### [AIM]
Isolate every line in the data with the string "JSON" and copy it.

### [INFORMATION GIVEN]

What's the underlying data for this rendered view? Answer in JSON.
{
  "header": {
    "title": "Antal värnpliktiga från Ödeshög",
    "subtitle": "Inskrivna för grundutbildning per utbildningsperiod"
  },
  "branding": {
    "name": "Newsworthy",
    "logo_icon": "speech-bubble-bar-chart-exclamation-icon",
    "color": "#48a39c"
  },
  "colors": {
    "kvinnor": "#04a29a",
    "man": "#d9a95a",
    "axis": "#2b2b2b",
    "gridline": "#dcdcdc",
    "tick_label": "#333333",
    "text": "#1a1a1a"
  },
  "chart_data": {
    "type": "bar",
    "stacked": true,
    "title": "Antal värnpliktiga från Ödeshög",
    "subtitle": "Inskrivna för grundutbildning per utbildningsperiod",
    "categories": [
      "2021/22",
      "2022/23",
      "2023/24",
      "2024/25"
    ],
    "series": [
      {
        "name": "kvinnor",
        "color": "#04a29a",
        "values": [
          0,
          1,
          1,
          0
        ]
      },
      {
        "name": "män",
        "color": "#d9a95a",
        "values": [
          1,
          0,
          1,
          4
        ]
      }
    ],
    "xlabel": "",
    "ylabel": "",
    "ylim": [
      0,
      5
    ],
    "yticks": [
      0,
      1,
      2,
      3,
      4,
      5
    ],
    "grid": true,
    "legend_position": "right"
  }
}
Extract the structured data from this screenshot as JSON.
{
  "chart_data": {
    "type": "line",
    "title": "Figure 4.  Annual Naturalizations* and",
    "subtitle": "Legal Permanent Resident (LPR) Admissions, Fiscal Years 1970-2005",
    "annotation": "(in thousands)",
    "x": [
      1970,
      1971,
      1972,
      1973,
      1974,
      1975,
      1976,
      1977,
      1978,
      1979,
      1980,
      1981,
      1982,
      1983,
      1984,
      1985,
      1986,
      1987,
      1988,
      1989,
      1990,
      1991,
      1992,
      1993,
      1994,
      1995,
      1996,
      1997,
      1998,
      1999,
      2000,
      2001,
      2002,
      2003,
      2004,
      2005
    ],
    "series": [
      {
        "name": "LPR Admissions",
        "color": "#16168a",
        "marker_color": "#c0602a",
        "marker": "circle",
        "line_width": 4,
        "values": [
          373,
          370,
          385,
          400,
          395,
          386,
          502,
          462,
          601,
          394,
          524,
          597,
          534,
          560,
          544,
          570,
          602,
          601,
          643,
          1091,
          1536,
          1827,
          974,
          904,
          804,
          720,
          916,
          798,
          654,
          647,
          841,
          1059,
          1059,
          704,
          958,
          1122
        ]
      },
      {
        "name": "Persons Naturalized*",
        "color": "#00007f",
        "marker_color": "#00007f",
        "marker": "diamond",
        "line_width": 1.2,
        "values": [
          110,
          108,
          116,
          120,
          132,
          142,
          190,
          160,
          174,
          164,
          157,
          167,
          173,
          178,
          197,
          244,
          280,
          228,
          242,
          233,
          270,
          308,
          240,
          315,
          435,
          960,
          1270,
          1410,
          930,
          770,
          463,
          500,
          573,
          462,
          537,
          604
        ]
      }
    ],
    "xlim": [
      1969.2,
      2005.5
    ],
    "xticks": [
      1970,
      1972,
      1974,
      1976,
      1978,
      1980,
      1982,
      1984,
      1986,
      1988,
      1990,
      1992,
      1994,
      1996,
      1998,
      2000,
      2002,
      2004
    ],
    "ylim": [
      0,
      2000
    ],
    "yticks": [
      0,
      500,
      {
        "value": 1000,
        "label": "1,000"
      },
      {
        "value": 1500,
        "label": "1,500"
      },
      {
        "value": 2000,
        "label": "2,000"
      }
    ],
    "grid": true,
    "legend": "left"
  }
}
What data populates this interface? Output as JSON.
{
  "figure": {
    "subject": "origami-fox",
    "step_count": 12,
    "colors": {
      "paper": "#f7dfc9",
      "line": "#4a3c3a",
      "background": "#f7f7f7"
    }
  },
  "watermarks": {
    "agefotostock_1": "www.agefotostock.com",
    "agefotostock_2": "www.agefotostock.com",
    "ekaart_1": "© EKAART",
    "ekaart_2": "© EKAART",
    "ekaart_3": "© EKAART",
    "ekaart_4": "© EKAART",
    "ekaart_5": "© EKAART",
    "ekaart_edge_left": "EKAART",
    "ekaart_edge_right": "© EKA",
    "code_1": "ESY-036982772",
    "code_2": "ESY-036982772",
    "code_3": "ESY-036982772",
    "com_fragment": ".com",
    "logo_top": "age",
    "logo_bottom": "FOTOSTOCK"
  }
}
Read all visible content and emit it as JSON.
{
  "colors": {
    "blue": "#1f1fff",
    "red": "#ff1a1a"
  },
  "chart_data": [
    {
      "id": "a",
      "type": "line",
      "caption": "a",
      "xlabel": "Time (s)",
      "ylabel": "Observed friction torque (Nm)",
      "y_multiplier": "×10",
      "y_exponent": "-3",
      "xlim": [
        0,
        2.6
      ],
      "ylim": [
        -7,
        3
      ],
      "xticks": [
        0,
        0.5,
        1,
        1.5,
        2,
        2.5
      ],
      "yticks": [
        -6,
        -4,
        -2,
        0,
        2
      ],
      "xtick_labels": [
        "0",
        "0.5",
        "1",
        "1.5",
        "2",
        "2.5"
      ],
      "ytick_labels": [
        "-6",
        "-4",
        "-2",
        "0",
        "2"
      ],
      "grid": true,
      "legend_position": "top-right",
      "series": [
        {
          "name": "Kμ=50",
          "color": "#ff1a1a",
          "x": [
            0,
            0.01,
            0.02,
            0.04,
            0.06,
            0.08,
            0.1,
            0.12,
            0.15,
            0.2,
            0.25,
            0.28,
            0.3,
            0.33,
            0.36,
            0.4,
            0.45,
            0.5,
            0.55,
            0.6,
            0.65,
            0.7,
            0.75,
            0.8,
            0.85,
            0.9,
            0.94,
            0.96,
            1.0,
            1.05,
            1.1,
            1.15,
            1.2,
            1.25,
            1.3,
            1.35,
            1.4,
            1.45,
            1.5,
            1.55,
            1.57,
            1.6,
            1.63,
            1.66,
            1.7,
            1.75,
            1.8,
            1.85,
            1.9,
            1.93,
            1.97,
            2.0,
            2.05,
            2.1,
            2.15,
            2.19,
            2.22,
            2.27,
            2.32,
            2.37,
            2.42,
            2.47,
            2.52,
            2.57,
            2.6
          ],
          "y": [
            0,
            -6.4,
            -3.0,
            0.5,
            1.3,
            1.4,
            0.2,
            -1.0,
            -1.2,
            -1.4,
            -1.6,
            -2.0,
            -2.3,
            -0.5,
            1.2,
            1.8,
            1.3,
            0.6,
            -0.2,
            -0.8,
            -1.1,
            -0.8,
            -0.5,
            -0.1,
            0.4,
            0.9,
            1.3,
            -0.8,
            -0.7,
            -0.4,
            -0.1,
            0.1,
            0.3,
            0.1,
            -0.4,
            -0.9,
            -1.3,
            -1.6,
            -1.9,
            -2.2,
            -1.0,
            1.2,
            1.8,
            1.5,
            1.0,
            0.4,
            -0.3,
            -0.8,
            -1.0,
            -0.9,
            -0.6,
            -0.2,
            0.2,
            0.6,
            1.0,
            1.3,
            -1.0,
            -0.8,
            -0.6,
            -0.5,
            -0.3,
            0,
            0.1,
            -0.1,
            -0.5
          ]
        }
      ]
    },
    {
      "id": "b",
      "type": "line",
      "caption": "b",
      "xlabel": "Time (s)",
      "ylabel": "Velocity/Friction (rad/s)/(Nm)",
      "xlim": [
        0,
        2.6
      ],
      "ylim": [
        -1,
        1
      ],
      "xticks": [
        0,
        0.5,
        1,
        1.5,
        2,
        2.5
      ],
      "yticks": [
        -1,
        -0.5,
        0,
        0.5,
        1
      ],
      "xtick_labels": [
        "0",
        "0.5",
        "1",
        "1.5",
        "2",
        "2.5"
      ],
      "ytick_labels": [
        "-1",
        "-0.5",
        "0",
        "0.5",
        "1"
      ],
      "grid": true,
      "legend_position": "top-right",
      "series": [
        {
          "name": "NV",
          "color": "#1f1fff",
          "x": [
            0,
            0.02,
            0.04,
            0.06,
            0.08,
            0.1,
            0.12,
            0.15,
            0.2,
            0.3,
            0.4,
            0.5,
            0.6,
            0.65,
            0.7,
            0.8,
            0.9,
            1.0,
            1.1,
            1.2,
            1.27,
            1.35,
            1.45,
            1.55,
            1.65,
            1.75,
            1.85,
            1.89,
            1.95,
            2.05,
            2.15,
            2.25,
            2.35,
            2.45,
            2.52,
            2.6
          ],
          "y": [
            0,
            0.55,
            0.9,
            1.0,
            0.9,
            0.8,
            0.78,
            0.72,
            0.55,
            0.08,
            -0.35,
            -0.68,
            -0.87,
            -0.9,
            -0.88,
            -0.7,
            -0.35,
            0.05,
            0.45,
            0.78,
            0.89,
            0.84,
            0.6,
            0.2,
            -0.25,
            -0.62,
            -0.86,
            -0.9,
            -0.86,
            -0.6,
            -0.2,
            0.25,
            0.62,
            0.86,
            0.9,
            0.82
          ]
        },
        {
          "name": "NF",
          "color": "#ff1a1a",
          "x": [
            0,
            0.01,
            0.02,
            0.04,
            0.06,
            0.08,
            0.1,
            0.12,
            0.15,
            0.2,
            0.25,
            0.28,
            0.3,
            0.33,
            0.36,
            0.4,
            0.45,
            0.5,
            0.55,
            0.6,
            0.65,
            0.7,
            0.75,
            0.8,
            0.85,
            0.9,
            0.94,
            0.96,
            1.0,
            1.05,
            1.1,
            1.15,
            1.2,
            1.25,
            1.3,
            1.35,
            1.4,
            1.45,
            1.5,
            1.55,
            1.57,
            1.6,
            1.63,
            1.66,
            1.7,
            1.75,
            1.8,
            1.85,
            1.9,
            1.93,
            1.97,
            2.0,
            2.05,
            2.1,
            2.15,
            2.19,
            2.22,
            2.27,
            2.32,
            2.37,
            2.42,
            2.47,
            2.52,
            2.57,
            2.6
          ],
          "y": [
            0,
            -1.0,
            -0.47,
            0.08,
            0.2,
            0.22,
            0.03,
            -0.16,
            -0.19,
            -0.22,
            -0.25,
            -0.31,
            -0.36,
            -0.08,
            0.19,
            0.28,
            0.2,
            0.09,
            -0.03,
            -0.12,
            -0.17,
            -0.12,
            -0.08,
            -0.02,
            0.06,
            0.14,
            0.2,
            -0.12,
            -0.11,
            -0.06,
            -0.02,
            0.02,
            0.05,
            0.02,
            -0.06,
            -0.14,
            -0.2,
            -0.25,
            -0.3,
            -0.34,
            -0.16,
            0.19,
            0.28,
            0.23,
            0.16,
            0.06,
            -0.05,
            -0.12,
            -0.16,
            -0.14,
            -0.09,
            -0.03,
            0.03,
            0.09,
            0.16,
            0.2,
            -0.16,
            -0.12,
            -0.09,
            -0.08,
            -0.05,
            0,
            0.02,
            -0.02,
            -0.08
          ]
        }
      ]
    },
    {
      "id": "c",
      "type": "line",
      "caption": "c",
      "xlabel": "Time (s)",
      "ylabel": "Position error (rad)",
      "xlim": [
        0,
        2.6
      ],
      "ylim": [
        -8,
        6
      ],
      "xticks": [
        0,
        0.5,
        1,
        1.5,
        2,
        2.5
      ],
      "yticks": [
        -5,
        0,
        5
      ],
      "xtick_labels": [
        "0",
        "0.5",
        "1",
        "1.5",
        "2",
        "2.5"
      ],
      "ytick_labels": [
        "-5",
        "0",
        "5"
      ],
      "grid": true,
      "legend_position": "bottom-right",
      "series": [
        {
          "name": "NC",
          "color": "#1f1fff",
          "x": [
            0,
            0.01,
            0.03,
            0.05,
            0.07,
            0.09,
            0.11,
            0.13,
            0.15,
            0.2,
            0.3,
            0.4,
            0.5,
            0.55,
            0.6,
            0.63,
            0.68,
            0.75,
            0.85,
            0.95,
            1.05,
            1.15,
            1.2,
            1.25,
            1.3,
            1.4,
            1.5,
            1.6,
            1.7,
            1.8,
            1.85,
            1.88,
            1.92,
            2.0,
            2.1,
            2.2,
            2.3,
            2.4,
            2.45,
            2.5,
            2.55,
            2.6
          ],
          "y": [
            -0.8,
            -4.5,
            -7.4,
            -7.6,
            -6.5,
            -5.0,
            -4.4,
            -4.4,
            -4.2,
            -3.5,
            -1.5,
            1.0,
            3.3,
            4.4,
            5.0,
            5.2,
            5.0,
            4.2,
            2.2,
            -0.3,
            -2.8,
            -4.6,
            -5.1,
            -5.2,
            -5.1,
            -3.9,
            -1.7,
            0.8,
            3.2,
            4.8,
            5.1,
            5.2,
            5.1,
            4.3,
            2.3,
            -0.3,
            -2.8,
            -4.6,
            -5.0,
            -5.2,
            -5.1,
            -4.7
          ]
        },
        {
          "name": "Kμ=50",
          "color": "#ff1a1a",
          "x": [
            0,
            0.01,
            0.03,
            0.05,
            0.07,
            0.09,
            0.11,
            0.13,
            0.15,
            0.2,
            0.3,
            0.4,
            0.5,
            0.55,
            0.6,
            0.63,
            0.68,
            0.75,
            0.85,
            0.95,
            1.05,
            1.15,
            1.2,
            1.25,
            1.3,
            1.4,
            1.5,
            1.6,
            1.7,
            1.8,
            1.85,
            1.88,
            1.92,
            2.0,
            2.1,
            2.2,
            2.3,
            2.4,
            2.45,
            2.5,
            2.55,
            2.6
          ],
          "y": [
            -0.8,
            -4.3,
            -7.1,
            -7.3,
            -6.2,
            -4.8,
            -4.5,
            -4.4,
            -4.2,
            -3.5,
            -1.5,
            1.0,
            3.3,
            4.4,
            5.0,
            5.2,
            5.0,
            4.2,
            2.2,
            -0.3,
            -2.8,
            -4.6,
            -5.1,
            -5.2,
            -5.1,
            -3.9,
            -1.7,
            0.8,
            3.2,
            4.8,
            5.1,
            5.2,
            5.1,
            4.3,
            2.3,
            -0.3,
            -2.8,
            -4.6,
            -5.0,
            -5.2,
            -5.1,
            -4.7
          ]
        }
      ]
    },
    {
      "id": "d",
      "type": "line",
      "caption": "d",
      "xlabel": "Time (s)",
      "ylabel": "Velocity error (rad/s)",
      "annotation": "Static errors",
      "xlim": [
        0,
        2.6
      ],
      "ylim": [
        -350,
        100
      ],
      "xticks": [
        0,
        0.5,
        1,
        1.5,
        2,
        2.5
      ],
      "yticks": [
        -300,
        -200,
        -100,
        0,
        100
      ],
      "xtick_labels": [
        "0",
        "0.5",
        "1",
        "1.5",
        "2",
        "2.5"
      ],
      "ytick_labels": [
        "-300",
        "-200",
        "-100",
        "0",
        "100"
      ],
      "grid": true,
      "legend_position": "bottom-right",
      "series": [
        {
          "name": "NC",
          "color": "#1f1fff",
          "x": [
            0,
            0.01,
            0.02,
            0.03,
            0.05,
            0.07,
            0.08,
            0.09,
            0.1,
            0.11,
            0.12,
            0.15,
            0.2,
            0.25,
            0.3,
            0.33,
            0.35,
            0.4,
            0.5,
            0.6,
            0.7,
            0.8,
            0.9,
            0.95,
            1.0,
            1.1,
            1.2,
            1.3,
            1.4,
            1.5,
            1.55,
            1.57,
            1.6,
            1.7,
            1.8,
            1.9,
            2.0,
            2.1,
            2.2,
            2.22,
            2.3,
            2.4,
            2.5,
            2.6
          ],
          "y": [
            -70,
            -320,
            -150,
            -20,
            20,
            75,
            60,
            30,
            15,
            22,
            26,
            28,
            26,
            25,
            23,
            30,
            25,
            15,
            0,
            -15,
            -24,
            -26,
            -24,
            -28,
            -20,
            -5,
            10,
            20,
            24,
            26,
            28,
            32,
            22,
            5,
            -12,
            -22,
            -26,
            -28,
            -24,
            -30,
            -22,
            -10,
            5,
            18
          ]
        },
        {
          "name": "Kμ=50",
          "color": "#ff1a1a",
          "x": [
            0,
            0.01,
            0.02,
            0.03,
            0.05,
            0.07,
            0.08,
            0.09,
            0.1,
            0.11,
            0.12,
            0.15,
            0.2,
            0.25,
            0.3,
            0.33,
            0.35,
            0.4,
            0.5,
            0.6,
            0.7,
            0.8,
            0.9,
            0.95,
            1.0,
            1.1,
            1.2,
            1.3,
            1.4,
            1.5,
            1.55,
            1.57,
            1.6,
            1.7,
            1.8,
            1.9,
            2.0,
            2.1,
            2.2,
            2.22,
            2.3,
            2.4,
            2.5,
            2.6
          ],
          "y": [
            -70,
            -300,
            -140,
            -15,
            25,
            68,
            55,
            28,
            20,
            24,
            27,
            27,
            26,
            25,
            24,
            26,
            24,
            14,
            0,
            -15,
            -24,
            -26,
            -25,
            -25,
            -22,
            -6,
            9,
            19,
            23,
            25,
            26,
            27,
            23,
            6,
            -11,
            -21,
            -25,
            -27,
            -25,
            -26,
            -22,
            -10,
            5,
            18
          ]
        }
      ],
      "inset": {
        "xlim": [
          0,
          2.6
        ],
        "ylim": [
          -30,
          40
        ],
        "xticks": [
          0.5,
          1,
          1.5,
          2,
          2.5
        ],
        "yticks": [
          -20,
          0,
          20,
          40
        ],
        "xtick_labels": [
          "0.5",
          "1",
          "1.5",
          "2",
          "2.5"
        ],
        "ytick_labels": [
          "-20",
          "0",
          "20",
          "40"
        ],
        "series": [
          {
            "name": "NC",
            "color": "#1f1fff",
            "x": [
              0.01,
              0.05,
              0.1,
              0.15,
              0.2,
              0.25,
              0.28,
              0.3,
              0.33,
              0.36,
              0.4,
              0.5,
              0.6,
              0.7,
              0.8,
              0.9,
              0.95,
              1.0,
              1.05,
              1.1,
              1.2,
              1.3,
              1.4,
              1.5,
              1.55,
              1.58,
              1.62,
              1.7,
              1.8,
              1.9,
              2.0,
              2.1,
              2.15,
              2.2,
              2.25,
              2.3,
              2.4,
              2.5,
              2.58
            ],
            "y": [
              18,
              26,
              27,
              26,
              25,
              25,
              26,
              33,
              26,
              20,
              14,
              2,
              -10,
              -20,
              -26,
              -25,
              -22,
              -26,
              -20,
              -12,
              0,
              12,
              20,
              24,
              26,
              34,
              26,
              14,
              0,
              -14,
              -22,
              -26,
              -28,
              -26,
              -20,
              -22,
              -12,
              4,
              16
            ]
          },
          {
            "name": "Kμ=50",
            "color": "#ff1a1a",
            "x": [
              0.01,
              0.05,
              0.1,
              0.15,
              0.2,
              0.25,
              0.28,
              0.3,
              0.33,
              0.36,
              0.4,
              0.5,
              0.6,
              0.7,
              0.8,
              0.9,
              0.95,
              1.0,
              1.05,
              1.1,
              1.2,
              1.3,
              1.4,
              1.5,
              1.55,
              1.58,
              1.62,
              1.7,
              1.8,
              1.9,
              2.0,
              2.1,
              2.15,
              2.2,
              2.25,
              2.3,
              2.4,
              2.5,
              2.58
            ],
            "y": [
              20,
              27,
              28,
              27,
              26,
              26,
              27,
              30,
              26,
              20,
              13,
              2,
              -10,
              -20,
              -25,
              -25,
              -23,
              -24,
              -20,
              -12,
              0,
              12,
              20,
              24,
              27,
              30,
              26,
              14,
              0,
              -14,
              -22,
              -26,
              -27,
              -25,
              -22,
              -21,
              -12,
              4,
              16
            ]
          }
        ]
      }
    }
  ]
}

### [SOLUTION]
What's the underlying data for this rendered view? Answer in JSON.
Extract the structured data from this screenshot as JSON.
What data populates this interface? Output as JSON.
Read all visible content and emit it as JSON.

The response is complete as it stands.